* _DOCUMENT SOURCE_:
Avec Israël, la France est un des rares pays méditerranéens
où l’eau est payée à peu près à
son coût, donc assez cher. Ailleurs, un milliard et demi d’habitants
n’ont pas accès à l’eau, et 2 milliards ne sont
branchés sur aucun réseau d’assainissement.
Le grand public ignore la diversité des usages de l’eau
et la parenté entre l’eau du robinet, les eaux douces où
l’on pêche et ou l’on se baigne, l’eau d’arrosage
des golfs ou d’irrigation des cultures, l’eau turbinée
dans les usines hydroélectriques, celle qui fait tourner les
roues des moulins, l’eau catastrophique des inondations, l’eau
pour éteindre les incendies, l’eau pour refroidir les centrales
thermiques, l’eau des sources thermales, etc.
La situation se détériore-t-elle ? Quel est l’impact
des changements climatiques ?
Il n’y a de pénuries que locales, principalement hors
de France, dans le monde arabe et à sa périphérie.
Ce phénomène est aggravé parce que ces pays arides
ont une population en croissance forte. Chez nous, la situation est
loin d’être alarmante. Retenons seulement que la disparité
des ressources entre pays est énorme. À ces disparités
de ressources s’ajoutent de fortes différences de besoins
(agriculture intensive, reboisements ou déboisements excessifs,
fortes concentrations urbaines, etc.). On utilise en moyenne 600 m3
par habitant et par an, mais 50 en Afrique et 5000 en Asie Centrale.
Penser que le changement climatique est responsable des sécheresses
ou des inondations actuelles tient encore un peu de la spéculation.

* _ACTIONS DEMANDÉES_:
a. Restituez mot pour mot le passage du texte sur l'eau ci-dessus qui s'ouvre sur les mots contenant « Il n’y a de » et se clôt sur « de la spéculation. ».
b. Rédigez la suite du texte sur l'eau ci-dessus en reprenant juste après sa dernière phrase.

* _SEGMENT DE DONNÉES_:
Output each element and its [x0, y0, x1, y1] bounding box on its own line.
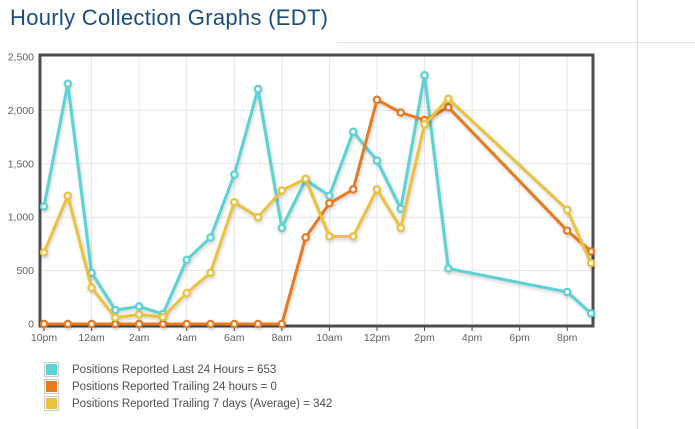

* _RÉPONSES FOURNIES_:
a.
Il n’y a de pénuries que locales, principalement hors
de France, dans le monde arabe et à sa périphérie.
Ce phénomène est aggravé parce que ces pays arides
ont une population en croissance forte. Chez nous, la situation est
loin d’être alarmante. Retenons seulement que la disparité
des ressources entre pays est énorme. À ces disparités
de ressources s’ajoutent de fortes différences de besoins
(agriculture intensive, reboisements ou déboisements excessifs,
fortes concentrations urbaines, etc.). On utilise en moyenne 600 m3
par habitant et par an, mais 50 en Afrique et 5000 en Asie Centrale.
Penser que le changement climatique est responsable des sécheresses
ou des inondations actuelles tient encore un peu de la spéculation.

b.
L’impact négatif des changements de climat se manifesterait
plutôt dans les zones déjà arides. Ils ne feraient
qu’augmenter les difficultés de ces zones et accroître
les inégalités sur la planète.
Les pollutions industrielles et agricoles interviennent-elles dans
les causes du manque d’eau ?
En France, la lutte contre ces pollutions est bien engagée,
notamment du fait des redevances imposées aux pollueurs. Comme
dans le reste du monde développé, ces pollutions sont
donc en diminution pour ce qui est de la pollution industrielle, mais
encore en aggravation dans le monde agricole (excès d’engrais,
de fertilisants, etc.). Dans le reste du monde, les pollutions sont
très mal maîtrisées, particulièrement dans
les pays qui émergent rapidement : Inde, Chine par exemple.
Dans quels domaines des économies sont-elles possibles et souhaitables
?
Les ressources exploitables à des coûts acceptables peuvent
être accrues : barrages, forages. En France, seule la volonté
de maîtriser les inondations justifie encore des barrages. Ailleurs,
des coûts élevés et une forte résistance
écologique empêchent de nouveaux équipements. Mais
on a encore de la marge dans le pompage des nappes souterraines. Les
investissements des grands groupes distributeurs s’orientent en
outre vers l’élimination des tuyaux en plomb encore existants.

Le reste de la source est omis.